Lines of data:
┌────────
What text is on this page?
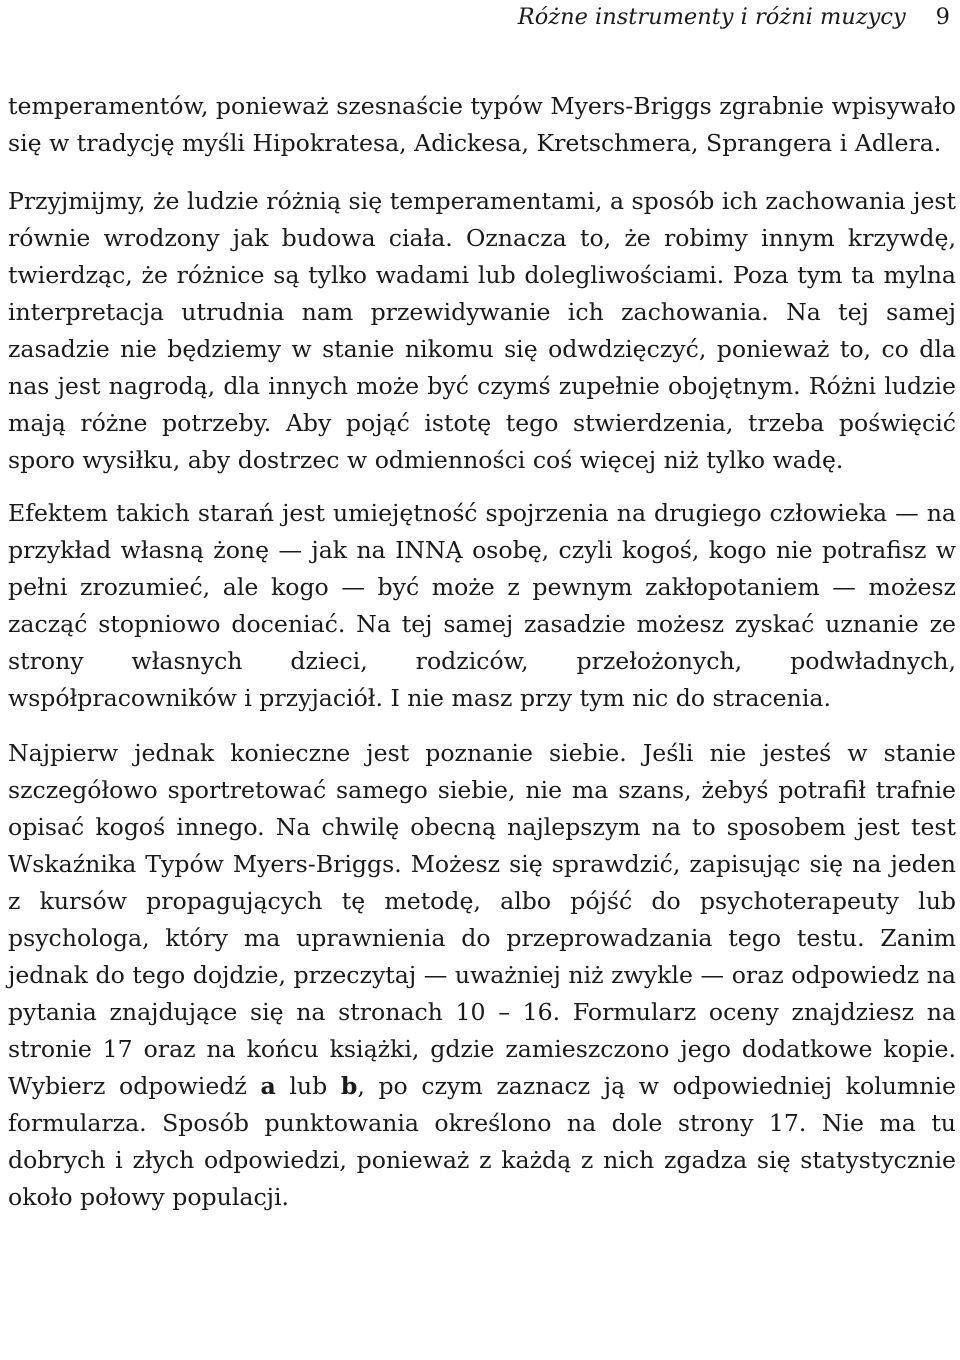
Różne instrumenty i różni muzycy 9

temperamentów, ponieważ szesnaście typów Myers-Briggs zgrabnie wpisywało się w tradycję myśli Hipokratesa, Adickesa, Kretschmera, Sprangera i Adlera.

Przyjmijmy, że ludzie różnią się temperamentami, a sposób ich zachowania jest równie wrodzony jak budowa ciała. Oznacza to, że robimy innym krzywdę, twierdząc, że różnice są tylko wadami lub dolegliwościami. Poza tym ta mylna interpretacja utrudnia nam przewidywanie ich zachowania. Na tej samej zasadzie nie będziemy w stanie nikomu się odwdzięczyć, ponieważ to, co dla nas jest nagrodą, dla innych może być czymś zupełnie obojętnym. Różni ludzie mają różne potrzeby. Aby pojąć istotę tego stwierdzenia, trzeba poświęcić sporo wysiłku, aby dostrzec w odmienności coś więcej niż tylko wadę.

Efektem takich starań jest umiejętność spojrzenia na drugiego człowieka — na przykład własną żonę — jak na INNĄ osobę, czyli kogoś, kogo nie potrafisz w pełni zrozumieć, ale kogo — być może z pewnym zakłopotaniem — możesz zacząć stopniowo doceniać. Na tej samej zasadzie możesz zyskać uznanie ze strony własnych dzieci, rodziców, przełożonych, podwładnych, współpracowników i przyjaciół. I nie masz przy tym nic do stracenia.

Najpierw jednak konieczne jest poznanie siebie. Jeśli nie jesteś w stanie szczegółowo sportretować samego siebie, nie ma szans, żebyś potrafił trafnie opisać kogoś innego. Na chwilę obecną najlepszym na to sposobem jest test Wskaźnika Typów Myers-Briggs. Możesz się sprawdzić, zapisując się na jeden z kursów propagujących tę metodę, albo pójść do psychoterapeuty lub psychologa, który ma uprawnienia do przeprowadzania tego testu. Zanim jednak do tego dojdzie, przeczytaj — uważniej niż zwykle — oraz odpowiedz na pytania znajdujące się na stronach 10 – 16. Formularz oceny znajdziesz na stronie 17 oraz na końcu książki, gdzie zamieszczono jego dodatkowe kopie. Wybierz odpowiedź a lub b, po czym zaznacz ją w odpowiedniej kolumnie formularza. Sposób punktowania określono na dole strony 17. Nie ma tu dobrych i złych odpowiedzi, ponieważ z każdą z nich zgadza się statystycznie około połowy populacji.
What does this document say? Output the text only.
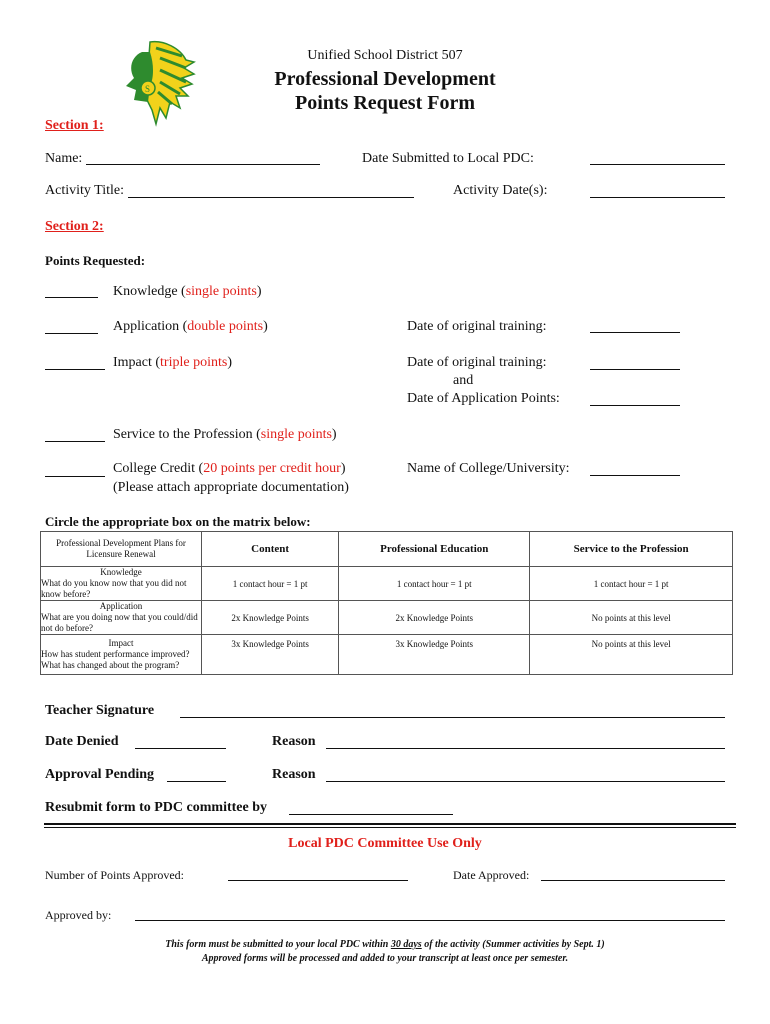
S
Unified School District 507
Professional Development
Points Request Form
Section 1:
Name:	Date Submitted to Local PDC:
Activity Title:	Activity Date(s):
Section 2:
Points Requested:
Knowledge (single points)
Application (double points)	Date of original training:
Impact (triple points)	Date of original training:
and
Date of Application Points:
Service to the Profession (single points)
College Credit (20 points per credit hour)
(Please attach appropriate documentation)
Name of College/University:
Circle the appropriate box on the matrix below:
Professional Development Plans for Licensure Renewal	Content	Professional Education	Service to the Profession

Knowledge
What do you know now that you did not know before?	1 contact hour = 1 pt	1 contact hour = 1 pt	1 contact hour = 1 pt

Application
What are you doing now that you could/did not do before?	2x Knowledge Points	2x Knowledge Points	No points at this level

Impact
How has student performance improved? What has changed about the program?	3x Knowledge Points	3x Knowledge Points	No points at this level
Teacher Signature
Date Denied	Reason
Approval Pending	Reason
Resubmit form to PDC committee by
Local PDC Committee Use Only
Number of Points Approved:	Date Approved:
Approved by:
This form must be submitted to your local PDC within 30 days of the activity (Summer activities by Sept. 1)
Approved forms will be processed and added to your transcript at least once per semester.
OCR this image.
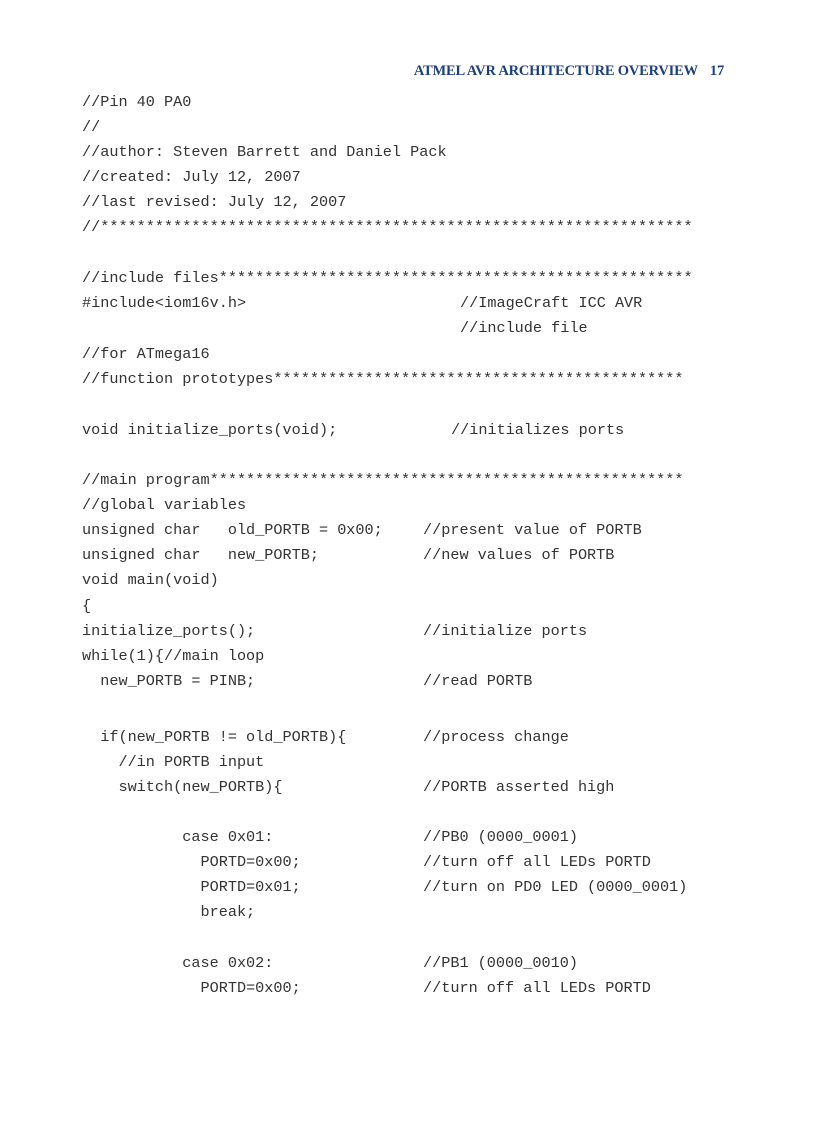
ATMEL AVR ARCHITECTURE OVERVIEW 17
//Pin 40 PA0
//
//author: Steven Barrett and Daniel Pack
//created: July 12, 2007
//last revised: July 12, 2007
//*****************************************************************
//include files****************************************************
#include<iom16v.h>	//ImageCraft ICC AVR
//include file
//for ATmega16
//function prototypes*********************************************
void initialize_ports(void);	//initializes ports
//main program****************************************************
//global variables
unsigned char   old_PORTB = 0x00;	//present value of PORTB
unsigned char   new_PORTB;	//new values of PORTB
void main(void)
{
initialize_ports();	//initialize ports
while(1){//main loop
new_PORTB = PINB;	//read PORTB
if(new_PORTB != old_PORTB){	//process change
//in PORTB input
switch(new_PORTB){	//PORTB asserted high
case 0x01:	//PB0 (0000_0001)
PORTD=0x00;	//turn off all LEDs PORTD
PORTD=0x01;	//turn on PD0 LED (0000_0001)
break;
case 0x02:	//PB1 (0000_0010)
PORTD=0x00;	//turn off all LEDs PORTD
└────────
┌────────
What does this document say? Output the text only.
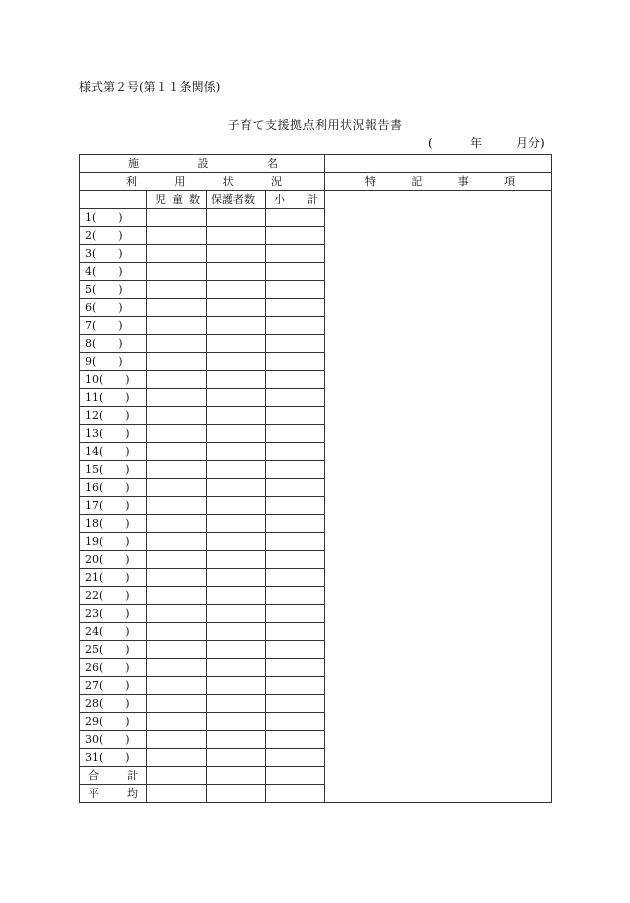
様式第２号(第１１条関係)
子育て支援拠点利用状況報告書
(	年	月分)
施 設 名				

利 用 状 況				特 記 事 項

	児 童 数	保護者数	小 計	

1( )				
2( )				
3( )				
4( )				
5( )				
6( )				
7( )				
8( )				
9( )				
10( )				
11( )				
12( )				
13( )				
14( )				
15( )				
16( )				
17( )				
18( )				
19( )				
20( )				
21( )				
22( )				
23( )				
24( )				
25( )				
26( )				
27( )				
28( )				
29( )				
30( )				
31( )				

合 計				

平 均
└────────
Say only how many lines in the records carry the word "program".

2